*YOUR OBJECTIVE*: Find each line with the string "correlated" and report it.

============

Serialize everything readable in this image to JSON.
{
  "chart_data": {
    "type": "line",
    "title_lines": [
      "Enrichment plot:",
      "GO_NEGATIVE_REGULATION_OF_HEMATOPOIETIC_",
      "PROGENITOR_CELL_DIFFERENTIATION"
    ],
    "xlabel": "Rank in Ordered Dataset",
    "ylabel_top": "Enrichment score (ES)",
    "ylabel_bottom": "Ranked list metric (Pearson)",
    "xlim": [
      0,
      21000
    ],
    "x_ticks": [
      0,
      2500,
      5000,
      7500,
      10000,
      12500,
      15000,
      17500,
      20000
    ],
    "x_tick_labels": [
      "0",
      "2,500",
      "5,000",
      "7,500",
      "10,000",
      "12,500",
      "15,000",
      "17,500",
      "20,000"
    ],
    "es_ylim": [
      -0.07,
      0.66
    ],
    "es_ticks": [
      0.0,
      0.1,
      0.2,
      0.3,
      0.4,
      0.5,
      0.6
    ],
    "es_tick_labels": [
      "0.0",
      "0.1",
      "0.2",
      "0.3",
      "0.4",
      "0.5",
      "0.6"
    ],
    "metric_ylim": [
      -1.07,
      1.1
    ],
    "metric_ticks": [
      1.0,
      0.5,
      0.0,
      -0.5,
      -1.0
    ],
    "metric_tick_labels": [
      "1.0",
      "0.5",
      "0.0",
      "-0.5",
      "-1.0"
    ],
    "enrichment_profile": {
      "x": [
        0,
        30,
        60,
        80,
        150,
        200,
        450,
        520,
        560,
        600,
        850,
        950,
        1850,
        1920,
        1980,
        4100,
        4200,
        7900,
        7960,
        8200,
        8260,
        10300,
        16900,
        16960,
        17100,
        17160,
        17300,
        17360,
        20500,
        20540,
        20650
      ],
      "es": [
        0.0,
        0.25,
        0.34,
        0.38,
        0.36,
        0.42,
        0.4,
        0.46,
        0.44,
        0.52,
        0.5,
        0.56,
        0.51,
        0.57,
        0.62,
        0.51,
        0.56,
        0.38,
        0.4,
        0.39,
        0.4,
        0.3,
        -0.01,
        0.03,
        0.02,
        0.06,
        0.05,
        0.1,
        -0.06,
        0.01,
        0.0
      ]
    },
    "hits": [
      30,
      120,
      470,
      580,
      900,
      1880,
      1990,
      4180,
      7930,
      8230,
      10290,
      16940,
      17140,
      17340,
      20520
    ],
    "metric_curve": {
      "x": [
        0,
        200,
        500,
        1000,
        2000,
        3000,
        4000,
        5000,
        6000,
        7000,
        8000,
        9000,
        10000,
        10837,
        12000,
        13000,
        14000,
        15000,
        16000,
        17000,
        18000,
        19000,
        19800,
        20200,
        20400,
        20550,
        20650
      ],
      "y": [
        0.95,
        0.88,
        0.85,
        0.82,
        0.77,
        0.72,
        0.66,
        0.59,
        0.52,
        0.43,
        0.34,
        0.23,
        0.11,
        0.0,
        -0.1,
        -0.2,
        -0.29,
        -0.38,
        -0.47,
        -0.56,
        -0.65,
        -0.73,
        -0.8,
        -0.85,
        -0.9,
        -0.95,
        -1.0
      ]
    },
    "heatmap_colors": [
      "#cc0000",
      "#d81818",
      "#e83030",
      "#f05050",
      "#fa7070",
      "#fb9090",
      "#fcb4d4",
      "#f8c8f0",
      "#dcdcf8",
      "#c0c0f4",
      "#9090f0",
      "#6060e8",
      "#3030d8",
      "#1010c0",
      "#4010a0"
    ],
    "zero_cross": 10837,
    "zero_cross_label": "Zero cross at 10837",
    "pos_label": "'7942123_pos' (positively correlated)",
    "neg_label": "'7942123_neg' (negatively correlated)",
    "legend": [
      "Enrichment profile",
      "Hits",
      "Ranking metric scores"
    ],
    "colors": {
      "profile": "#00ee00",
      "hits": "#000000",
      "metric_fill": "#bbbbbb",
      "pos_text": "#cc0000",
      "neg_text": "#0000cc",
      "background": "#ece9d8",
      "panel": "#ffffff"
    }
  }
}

============

*TASK SOLUTION*:
    "pos_label": "'7942123_pos' (positively correlated)",
    "neg_label": "'7942123_neg' (negatively correlated)",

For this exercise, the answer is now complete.